### [WHAT IS NEEDED]
Word for word, transcribe the lines below and drop the pictures.

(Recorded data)
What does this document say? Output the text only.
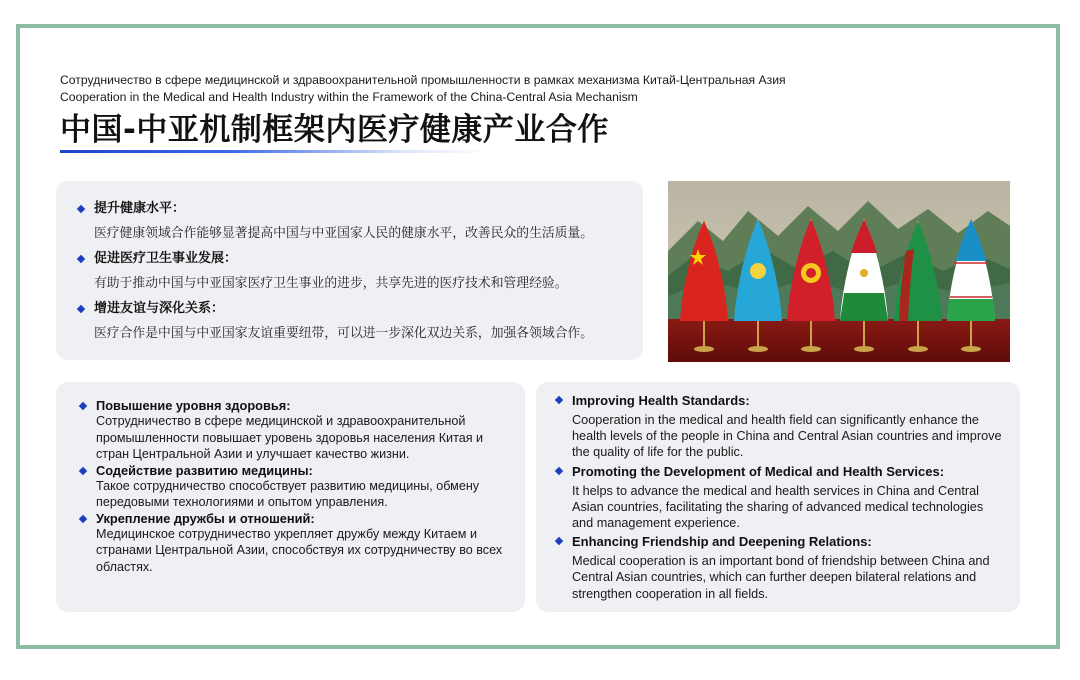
Сотрудничество в сфере медицинской и здравоохранительной промышленности в рамках механизма Китай-Центральная Азия
Cooperation in the Medical and Health Industry within the Framework of the China-Central Asia Mechanism
中国-中亚机制框架内医疗健康产业合作
提升健康水平：
医疗健康领域合作能够显著提高中国与中亚国家人民的健康水平，改善民众的生活质量。
促进医疗卫生事业发展：
有助于推动中国与中亚国家医疗卫生事业的进步，共享先进的医疗技术和管理经验。
增进友谊与深化关系：
医疗合作是中国与中亚国家友谊重要纽带，可以进一步深化双边关系，加强各领域合作。
Повышение уровня здоровья:
Сотрудничество в сфере медицинской и здравоохранительной промышленности повышает уровень здоровья населения Китая и стран Центральной Азии и улучшает качество жизни.
Содействие развитию медицины:
Такое сотрудничество способствует развитию медицины, обмену передовыми технологиями и опытом управления.
Укрепление дружбы и отношений:
Медицинское сотрудничество укрепляет дружбу между Китаем и странами Центральной Азии, способствуя их сотрудничеству во всех областях.
Improving Health Standards:
Cooperation in the medical and health field can significantly enhance the health levels of the people in China and Central Asian countries and improve the quality of life for the public.
Promoting the Development of Medical and Health Services:
It helps to advance the medical and health services in China and Central Asian countries, facilitating the sharing of advanced medical technologies and management experience.
Enhancing Friendship and Deepening Relations:
Medical cooperation is an important bond of friendship between China and Central Asian countries, which can further deepen bilateral relations and strengthen cooperation in all fields.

### [WRITTEN ANSWER]
What does this document say? Output the text only.
Сотрудничество в сфере медицинской и здравоохранительной промышленности в рамках механизма Китай-Центральная Азия
Cooperation in the Medical and Health Industry within the Framework of the China-Central Asia Mechanism
中国-中亚机制框架内医疗健康产业合作
提升健康水平：
医疗健康领域合作能够显著提高中国与中亚国家人民的健康水平，改善民众的生活质量。
促进医疗卫生事业发展：
有助于推动中国与中亚国家医疗卫生事业的进步，共享先进的医疗技术和管理经验。
增进友谊与深化关系：
医疗合作是中国与中亚国家友谊重要纽带，可以进一步深化双边关系，加强各领域合作。
Повышение уровня здоровья:
Сотрудничество в сфере медицинской и здравоохранительной промышленности повышает уровень здоровья населения Китая и стран Центральной Азии и улучшает качество жизни.
Содействие развитию медицины:
Такое сотрудничество способствует развитию медицины, обмену передовыми технологиями и опытом управления.
Укрепление дружбы и отношений:
Медицинское сотрудничество укрепляет дружбу между Китаем и странами Центральной Азии, способствуя их сотрудничеству во всех областях.
Improving Health Standards:
Cooperation in the medical and health field can significantly enhance the health levels of the people in China and Central Asian countries and improve the quality of life for the public.
Promoting the Development of Medical and Health Services:
It helps to advance the medical and health services in China and Central Asian countries, facilitating the sharing of advanced medical technologies and management experience.
Enhancing Friendship and Deepening Relations:
Medical cooperation is an important bond of friendship between China and Central Asian countries, which can further deepen bilateral relations and strengthen cooperation in all fields.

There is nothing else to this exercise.